- Exercise details: Extract the entries in their exact form.

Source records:
___

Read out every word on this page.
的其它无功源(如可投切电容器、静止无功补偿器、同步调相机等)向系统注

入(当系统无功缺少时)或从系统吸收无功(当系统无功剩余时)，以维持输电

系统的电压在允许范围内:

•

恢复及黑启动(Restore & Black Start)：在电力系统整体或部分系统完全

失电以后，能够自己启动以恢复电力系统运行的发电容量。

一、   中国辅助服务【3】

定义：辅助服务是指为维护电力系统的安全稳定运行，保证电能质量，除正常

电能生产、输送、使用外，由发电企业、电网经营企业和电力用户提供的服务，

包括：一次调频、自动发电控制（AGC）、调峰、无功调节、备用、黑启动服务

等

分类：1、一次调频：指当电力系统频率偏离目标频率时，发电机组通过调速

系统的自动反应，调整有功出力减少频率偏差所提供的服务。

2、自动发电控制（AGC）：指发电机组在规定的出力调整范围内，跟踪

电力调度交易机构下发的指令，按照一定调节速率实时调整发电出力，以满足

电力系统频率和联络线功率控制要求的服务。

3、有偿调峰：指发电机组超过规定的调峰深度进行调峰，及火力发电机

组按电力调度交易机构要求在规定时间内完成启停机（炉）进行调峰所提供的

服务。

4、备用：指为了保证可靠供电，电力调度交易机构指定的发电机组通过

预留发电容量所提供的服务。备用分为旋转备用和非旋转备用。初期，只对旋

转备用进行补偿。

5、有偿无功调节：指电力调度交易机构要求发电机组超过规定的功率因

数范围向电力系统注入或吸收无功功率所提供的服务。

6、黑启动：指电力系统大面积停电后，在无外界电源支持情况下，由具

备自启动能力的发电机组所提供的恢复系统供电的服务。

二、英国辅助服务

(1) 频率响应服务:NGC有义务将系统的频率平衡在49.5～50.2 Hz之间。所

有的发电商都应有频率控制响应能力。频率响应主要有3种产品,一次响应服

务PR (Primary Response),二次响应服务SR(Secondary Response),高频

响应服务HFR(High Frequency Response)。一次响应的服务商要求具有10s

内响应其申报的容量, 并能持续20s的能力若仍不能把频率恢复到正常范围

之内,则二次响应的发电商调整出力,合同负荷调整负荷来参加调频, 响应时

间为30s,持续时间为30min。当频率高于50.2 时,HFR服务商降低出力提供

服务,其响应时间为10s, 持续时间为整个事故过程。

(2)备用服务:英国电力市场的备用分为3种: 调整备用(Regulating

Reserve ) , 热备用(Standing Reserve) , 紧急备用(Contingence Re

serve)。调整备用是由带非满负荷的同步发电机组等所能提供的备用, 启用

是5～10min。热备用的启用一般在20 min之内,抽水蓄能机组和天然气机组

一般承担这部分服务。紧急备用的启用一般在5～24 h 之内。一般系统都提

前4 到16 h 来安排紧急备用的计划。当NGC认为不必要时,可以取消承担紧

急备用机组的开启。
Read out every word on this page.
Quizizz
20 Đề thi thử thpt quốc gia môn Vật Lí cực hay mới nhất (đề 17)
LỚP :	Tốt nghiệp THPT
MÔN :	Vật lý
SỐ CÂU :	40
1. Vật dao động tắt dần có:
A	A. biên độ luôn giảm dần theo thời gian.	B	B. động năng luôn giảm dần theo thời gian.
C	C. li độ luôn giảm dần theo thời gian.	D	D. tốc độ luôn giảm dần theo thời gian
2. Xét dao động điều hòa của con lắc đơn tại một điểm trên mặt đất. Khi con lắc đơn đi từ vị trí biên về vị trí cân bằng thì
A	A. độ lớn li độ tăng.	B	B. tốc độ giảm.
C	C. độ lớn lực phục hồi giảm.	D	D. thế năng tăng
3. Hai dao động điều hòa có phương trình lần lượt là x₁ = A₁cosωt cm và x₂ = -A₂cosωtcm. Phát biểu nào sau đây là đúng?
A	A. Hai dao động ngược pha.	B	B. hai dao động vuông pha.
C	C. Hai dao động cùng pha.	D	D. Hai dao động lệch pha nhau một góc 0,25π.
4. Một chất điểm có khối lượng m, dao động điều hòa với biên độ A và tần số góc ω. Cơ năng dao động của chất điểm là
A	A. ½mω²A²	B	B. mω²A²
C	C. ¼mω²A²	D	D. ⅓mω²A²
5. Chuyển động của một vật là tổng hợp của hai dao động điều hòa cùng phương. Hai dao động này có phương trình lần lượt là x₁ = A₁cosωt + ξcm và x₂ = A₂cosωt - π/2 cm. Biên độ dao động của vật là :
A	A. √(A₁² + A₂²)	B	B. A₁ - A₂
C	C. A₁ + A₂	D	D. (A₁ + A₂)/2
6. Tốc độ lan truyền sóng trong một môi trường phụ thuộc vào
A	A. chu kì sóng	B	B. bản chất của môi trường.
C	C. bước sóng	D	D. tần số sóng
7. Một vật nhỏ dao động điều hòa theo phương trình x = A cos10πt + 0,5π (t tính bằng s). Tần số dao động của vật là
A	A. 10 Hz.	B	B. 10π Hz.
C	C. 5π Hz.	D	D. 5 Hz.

___

- Written reply:
Read out every word on this page.
的其它无功源(如可投切电容器、静止无功补偿器、同步调相机等)向系统注

入(当系统无功缺少时)或从系统吸收无功(当系统无功剩余时)，以维持输电

系统的电压在允许范围内:

•

恢复及黑启动(Restore & Black Start)：在电力系统整体或部分系统完全

失电以后，能够自己启动以恢复电力系统运行的发电容量。

一、   中国辅助服务【3】

定义：辅助服务是指为维护电力系统的安全稳定运行，保证电能质量，除正常

电能生产、输送、使用外，由发电企业、电网经营企业和电力用户提供的服务，

包括：一次调频、自动发电控制（AGC）、调峰、无功调节、备用、黑启动服务

等

分类：1、一次调频：指当电力系统频率偏离目标频率时，发电机组通过调速

系统的自动反应，调整有功出力减少频率偏差所提供的服务。

2、自动发电控制（AGC）：指发电机组在规定的出力调整范围内，跟踪

电力调度交易机构下发的指令，按照一定调节速率实时调整发电出力，以满足

电力系统频率和联络线功率控制要求的服务。

3、有偿调峰：指发电机组超过规定的调峰深度进行调峰，及火力发电机

组按电力调度交易机构要求在规定时间内完成启停机（炉）进行调峰所提供的

服务。

4、备用：指为了保证可靠供电，电力调度交易机构指定的发电机组通过

预留发电容量所提供的服务。备用分为旋转备用和非旋转备用。初期，只对旋

转备用进行补偿。

5、有偿无功调节：指电力调度交易机构要求发电机组超过规定的功率因

数范围向电力系统注入或吸收无功功率所提供的服务。

6、黑启动：指电力系统大面积停电后，在无外界电源支持情况下，由具

备自启动能力的发电机组所提供的恢复系统供电的服务。

二、英国辅助服务

(1) 频率响应服务:NGC有义务将系统的频率平衡在49.5～50.2 Hz之间。所

有的发电商都应有频率控制响应能力。频率响应主要有3种产品,一次响应服

务PR (Primary Response),二次响应服务SR(Secondary Response),高频

响应服务HFR(High Frequency Response)。一次响应的服务商要求具有10s

内响应其申报的容量, 并能持续20s的能力若仍不能把频率恢复到正常范围

之内,则二次响应的发电商调整出力,合同负荷调整负荷来参加调频, 响应时

间为30s,持续时间为30min。当频率高于50.2 时,HFR服务商降低出力提供

服务,其响应时间为10s, 持续时间为整个事故过程。

(2)备用服务:英国电力市场的备用分为3种: 调整备用(Regulating

Reserve ) , 热备用(Standing Reserve) , 紧急备用(Contingence Re

serve)。调整备用是由带非满负荷的同步发电机组等所能提供的备用, 启用

是5～10min。热备用的启用一般在20 min之内,抽水蓄能机组和天然气机组

一般承担这部分服务。紧急备用的启用一般在5～24 h 之内。一般系统都提

前4 到16 h 来安排紧急备用的计划。当NGC认为不必要时,可以取消承担紧

急备用机组的开启。
Read out every word on this page.
Quizizz
20 Đề thi thử thpt quốc gia môn Vật Lí cực hay mới nhất (đề 17)
LỚP :	Tốt nghiệp THPT
MÔN :	Vật lý
SỐ CÂU :	40
1. Vật dao động tắt dần có:
A	A. biên độ luôn giảm dần theo thời gian.	B	B. động năng luôn giảm dần theo thời gian.
C	C. li độ luôn giảm dần theo thời gian.	D	D. tốc độ luôn giảm dần theo thời gian
2. Xét dao động điều hòa của con lắc đơn tại một điểm trên mặt đất. Khi con lắc đơn đi từ vị trí biên về vị trí cân bằng thì
A	A. độ lớn li độ tăng.	B	B. tốc độ giảm.
C	C. độ lớn lực phục hồi giảm.	D	D. thế năng tăng
3. Hai dao động điều hòa có phương trình lần lượt là x₁ = A₁cosωt cm và x₂ = -A₂cosωtcm. Phát biểu nào sau đây là đúng?
A	A. Hai dao động ngược pha.	B	B. hai dao động vuông pha.
C	C. Hai dao động cùng pha.	D	D. Hai dao động lệch pha nhau một góc 0,25π.
4. Một chất điểm có khối lượng m, dao động điều hòa với biên độ A và tần số góc ω. Cơ năng dao động của chất điểm là
A	A. ½mω²A²	B	B. mω²A²
C	C. ¼mω²A²	D	D. ⅓mω²A²
5. Chuyển động của một vật là tổng hợp của hai dao động điều hòa cùng phương. Hai dao động này có phương trình lần lượt là x₁ = A₁cosωt + ξcm và x₂ = A₂cosωt - π/2 cm. Biên độ dao động của vật là :
A	A. √(A₁² + A₂²)	B	B. A₁ - A₂
C	C. A₁ + A₂	D	D. (A₁ + A₂)/2
6. Tốc độ lan truyền sóng trong một môi trường phụ thuộc vào
A	A. chu kì sóng	B	B. bản chất của môi trường.
C	C. bước sóng	D	D. tần số sóng
7. Một vật nhỏ dao động điều hòa theo phương trình x = A cos10πt + 0,5π (t tính bằng s). Tần số dao động của vật là
A	A. 10 Hz.	B	B. 10π Hz.
C	C. 5π Hz.	D	D. 5 Hz.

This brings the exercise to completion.